[Stored entries]

⁂

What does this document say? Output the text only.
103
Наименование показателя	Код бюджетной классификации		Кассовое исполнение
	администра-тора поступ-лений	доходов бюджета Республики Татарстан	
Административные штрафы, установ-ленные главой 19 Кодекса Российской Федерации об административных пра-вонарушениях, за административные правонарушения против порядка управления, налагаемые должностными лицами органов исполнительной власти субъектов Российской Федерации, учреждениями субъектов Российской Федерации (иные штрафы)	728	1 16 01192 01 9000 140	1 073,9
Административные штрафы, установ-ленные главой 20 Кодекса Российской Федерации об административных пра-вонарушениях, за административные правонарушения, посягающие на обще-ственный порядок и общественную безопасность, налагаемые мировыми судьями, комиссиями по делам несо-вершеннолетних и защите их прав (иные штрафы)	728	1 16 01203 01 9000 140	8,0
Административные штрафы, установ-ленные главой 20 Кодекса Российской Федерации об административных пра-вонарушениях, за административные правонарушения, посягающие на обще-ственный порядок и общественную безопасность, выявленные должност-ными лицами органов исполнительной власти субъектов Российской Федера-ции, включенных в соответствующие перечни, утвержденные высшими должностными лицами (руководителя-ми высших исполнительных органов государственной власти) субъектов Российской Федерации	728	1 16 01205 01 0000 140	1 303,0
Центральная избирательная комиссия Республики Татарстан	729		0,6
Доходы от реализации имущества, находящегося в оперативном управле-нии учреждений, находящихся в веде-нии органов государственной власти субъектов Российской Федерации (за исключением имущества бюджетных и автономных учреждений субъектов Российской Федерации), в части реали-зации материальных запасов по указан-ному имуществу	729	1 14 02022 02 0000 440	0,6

⁂

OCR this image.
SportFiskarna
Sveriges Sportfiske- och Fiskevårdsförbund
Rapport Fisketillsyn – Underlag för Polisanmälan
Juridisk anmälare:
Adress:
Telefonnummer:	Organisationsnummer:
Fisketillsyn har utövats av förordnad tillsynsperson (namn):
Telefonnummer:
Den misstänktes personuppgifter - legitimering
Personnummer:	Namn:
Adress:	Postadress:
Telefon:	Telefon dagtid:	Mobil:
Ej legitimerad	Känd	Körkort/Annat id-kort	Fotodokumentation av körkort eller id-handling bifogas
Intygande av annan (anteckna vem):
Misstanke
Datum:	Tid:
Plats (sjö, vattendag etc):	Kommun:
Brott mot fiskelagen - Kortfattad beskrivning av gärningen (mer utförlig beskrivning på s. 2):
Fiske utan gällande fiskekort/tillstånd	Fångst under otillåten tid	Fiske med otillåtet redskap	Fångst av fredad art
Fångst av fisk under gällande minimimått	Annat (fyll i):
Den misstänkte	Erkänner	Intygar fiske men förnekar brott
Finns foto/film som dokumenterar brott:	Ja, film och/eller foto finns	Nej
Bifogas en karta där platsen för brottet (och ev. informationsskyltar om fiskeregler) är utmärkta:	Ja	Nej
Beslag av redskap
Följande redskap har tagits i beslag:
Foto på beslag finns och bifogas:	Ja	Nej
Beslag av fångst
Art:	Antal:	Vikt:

⁂

### Description of the task
Within the entries above, report how many lines include "Annat", and keep the answer to the number.

### Task answer
2